Given problem: Leave out any picture and return the remaining listing below exactly as given.

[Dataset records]
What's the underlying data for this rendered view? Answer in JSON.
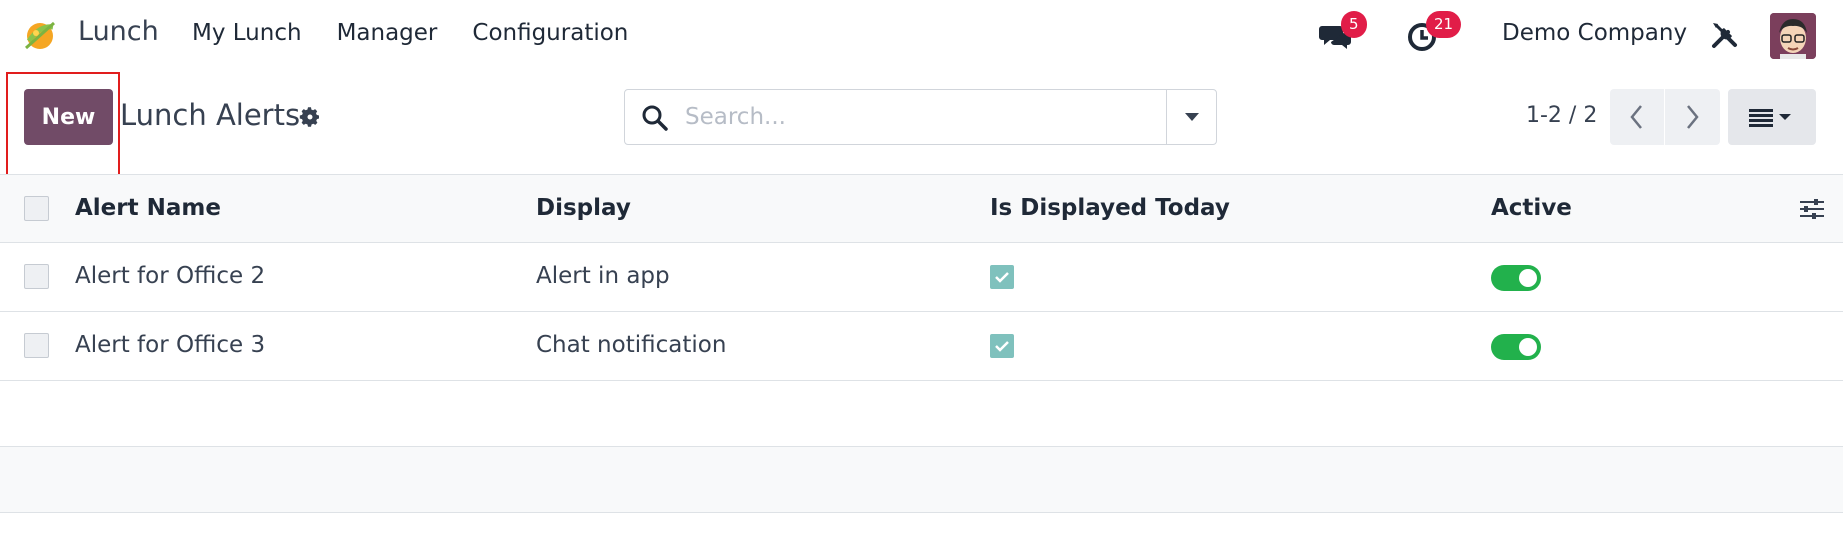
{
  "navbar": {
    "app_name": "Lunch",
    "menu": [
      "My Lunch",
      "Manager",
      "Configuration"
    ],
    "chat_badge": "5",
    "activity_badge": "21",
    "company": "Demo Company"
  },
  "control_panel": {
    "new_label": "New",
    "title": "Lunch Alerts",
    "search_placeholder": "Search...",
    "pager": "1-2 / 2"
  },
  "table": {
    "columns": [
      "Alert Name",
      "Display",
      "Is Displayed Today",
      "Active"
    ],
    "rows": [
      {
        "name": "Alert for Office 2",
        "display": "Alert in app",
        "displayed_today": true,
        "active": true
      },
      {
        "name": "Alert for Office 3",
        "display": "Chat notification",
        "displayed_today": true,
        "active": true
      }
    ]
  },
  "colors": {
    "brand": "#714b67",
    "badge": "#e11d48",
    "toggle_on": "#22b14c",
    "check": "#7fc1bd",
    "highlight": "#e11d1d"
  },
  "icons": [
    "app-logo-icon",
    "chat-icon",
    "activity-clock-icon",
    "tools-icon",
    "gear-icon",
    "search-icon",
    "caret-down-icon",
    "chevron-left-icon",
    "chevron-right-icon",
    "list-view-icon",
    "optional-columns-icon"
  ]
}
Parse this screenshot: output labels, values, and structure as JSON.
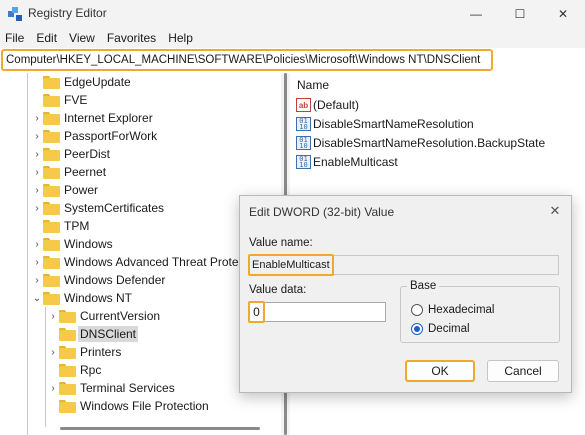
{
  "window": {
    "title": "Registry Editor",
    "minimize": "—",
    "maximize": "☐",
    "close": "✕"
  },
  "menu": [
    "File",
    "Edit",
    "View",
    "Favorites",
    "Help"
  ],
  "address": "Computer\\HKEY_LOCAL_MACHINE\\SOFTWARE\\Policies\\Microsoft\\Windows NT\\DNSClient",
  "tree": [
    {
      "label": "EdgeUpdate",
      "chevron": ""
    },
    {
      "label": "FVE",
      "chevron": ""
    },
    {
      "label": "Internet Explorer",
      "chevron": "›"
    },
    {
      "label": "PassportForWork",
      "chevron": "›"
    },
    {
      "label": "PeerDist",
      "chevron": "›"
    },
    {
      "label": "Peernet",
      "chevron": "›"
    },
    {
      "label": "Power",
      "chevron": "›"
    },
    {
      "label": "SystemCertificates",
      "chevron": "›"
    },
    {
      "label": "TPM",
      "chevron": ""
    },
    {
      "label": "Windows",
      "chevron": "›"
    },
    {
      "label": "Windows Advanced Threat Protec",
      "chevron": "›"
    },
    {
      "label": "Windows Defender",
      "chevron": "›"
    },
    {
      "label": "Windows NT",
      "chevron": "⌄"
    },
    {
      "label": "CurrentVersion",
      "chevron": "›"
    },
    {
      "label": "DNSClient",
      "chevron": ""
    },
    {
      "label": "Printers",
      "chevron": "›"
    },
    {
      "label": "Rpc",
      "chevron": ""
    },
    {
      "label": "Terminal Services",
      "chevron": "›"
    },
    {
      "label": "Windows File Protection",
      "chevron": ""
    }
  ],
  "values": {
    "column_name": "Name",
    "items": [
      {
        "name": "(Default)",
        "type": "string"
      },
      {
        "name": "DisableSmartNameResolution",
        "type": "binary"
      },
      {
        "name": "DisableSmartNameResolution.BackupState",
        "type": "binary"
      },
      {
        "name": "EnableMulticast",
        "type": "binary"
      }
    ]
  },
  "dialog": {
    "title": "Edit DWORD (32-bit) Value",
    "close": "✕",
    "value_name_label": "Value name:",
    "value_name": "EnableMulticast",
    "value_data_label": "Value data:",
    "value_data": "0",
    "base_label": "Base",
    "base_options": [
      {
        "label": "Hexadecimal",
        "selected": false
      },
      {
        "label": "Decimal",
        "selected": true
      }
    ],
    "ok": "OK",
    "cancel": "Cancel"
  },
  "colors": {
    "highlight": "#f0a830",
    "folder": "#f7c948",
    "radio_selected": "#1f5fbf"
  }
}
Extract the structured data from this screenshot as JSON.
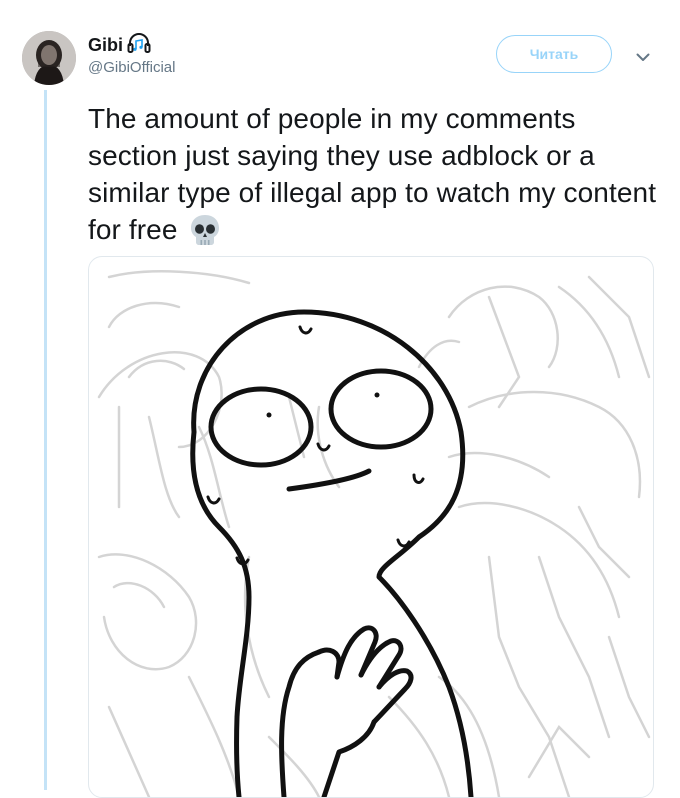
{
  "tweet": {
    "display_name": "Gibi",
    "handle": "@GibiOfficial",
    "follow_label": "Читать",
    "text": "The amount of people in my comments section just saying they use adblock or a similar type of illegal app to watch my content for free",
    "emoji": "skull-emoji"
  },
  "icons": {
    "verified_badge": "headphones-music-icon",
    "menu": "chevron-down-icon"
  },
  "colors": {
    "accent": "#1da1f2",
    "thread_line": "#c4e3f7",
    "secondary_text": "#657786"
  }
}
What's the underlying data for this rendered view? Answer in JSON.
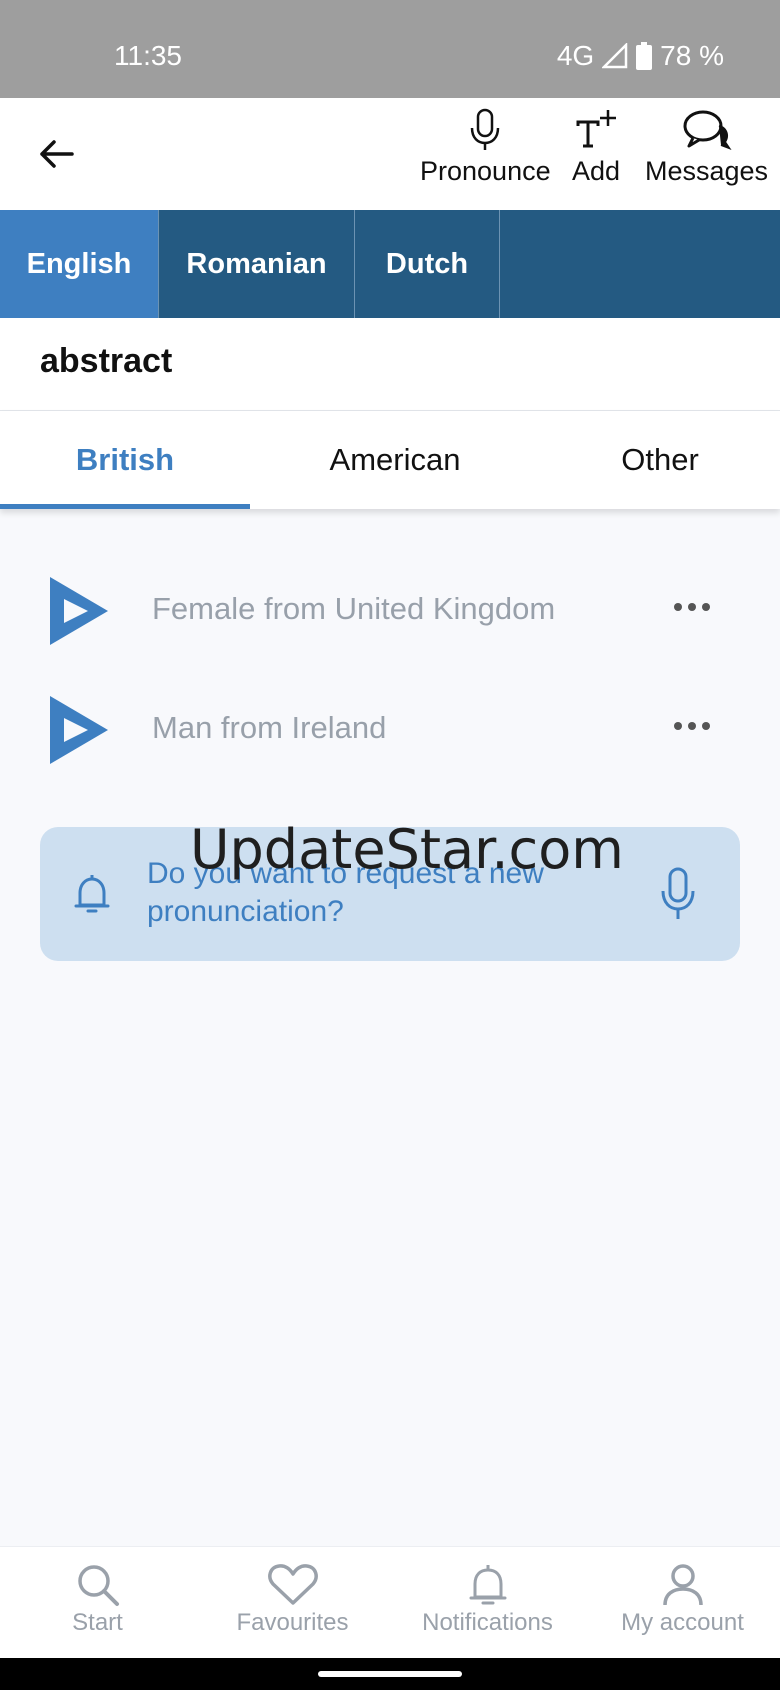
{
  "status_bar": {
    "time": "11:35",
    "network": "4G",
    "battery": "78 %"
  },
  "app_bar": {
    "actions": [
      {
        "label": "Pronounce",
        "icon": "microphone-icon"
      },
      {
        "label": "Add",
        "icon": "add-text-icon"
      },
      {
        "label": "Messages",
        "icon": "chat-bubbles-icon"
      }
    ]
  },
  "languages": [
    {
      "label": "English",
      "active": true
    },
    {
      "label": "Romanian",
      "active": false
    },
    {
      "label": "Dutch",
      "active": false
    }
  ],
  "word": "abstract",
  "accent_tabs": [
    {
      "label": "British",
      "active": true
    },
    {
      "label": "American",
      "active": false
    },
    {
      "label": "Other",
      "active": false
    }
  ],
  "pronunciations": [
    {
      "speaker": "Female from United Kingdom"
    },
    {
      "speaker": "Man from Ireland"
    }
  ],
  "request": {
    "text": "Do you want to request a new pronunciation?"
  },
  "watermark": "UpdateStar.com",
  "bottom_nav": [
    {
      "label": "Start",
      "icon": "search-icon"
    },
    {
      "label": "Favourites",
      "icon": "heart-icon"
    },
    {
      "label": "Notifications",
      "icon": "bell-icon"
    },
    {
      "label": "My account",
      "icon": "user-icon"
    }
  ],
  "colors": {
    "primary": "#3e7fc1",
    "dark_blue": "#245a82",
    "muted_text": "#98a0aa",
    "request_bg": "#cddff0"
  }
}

Exercise output:
What's the underlying data for this rendered view? Answer in JSON.
{
  "navbar": {
    "app_name": "Lunch",
    "menu": [
      "My Lunch",
      "Manager",
      "Configuration"
    ],
    "chat_badge": "5",
    "activity_badge": "21",
    "company": "Demo Company"
  },
  "control_panel": {
    "new_label": "New",
    "title": "Lunch Alerts",
    "search_placeholder": "Search...",
    "pager": "1-2 / 2"
  },
  "table": {
    "columns": [
      "Alert Name",
      "Display",
      "Is Displayed Today",
      "Active"
    ],
    "rows": [
      {
        "name": "Alert for Office 2",
        "display": "Alert in app",
        "displayed_today": true,
        "active": true
      },
      {
        "name": "Alert for Office 3",
        "display": "Chat notification",
        "displayed_today": true,
        "active": true
      }
    ]
  },
  "colors": {
    "brand": "#714b67",
    "badge": "#e11d48",
    "toggle_on": "#22b14c",
    "check": "#7fc1bd",
    "highlight": "#e11d1d"
  },
  "icons": [
    "app-logo-icon",
    "chat-icon",
    "activity-clock-icon",
    "tools-icon",
    "gear-icon",
    "search-icon",
    "caret-down-icon",
    "chevron-left-icon",
    "chevron-right-icon",
    "list-view-icon",
    "optional-columns-icon"
  ]
}
Parse this screenshot: output labels, values, and structure as JSON.
{
  "window": {
    "title": "Registry Editor",
    "minimize": "—",
    "maximize": "☐",
    "close": "✕"
  },
  "menu": [
    "File",
    "Edit",
    "View",
    "Favorites",
    "Help"
  ],
  "address": "Computer\\HKEY_LOCAL_MACHINE\\SOFTWARE\\Policies\\Microsoft\\Windows NT\\DNSClient",
  "tree": [
    {
      "label": "EdgeUpdate",
      "chevron": ""
    },
    {
      "label": "FVE",
      "chevron": ""
    },
    {
      "label": "Internet Explorer",
      "chevron": "›"
    },
    {
      "label": "PassportForWork",
      "chevron": "›"
    },
    {
      "label": "PeerDist",
      "chevron": "›"
    },
    {
      "label": "Peernet",
      "chevron": "›"
    },
    {
      "label": "Power",
      "chevron": "›"
    },
    {
      "label": "SystemCertificates",
      "chevron": "›"
    },
    {
      "label": "TPM",
      "chevron": ""
    },
    {
      "label": "Windows",
      "chevron": "›"
    },
    {
      "label": "Windows Advanced Threat Protec",
      "chevron": "›"
    },
    {
      "label": "Windows Defender",
      "chevron": "›"
    },
    {
      "label": "Windows NT",
      "chevron": "⌄"
    },
    {
      "label": "CurrentVersion",
      "chevron": "›"
    },
    {
      "label": "DNSClient",
      "chevron": ""
    },
    {
      "label": "Printers",
      "chevron": "›"
    },
    {
      "label": "Rpc",
      "chevron": ""
    },
    {
      "label": "Terminal Services",
      "chevron": "›"
    },
    {
      "label": "Windows File Protection",
      "chevron": ""
    }
  ],
  "values": {
    "column_name": "Name",
    "items": [
      {
        "name": "(Default)",
        "type": "string"
      },
      {
        "name": "DisableSmartNameResolution",
        "type": "binary"
      },
      {
        "name": "DisableSmartNameResolution.BackupState",
        "type": "binary"
      },
      {
        "name": "EnableMulticast",
        "type": "binary"
      }
    ]
  },
  "dialog": {
    "title": "Edit DWORD (32-bit) Value",
    "close": "✕",
    "value_name_label": "Value name:",
    "value_name": "EnableMulticast",
    "value_data_label": "Value data:",
    "value_data": "0",
    "base_label": "Base",
    "base_options": [
      {
        "label": "Hexadecimal",
        "selected": false
      },
      {
        "label": "Decimal",
        "selected": true
      }
    ],
    "ok": "OK",
    "cancel": "Cancel"
  },
  "colors": {
    "highlight": "#f0a830",
    "folder": "#f7c948",
    "radio_selected": "#1f5fbf"
  }
}
Extract the structured data from this screenshot as JSON.
{
  "tweet": {
    "display_name": "Gibi",
    "handle": "@GibiOfficial",
    "follow_label": "Читать",
    "text": "The amount of people in my comments section just saying they use adblock or a similar type of illegal app to watch my content for free",
    "emoji": "skull-emoji"
  },
  "icons": {
    "verified_badge": "headphones-music-icon",
    "menu": "chevron-down-icon"
  },
  "colors": {
    "accent": "#1da1f2",
    "thread_line": "#c4e3f7",
    "secondary_text": "#657786"
  }
}
What's the underlying data for this rendered view? Answer in JSON.
{
  "status_bar": {
    "time": "11:35",
    "network": "4G",
    "battery": "78 %"
  },
  "app_bar": {
    "actions": [
      {
        "label": "Pronounce",
        "icon": "microphone-icon"
      },
      {
        "label": "Add",
        "icon": "add-text-icon"
      },
      {
        "label": "Messages",
        "icon": "chat-bubbles-icon"
      }
    ]
  },
  "languages": [
    {
      "label": "English",
      "active": true
    },
    {
      "label": "Romanian",
      "active": false
    },
    {
      "label": "Dutch",
      "active": false
    }
  ],
  "word": "abstract",
  "accent_tabs": [
    {
      "label": "British",
      "active": true
    },
    {
      "label": "American",
      "active": false
    },
    {
      "label": "Other",
      "active": false
    }
  ],
  "pronunciations": [
    {
      "speaker": "Female from United Kingdom"
    },
    {
      "speaker": "Man from Ireland"
    }
  ],
  "request": {
    "text": "Do you want to request a new pronunciation?"
  },
  "watermark": "UpdateStar.com",
  "bottom_nav": [
    {
      "label": "Start",
      "icon": "search-icon"
    },
    {
      "label": "Favourites",
      "icon": "heart-icon"
    },
    {
      "label": "Notifications",
      "icon": "bell-icon"
    },
    {
      "label": "My account",
      "icon": "user-icon"
    }
  ],
  "colors": {
    "primary": "#3e7fc1",
    "dark_blue": "#245a82",
    "muted_text": "#98a0aa",
    "request_bg": "#cddff0"
  }
}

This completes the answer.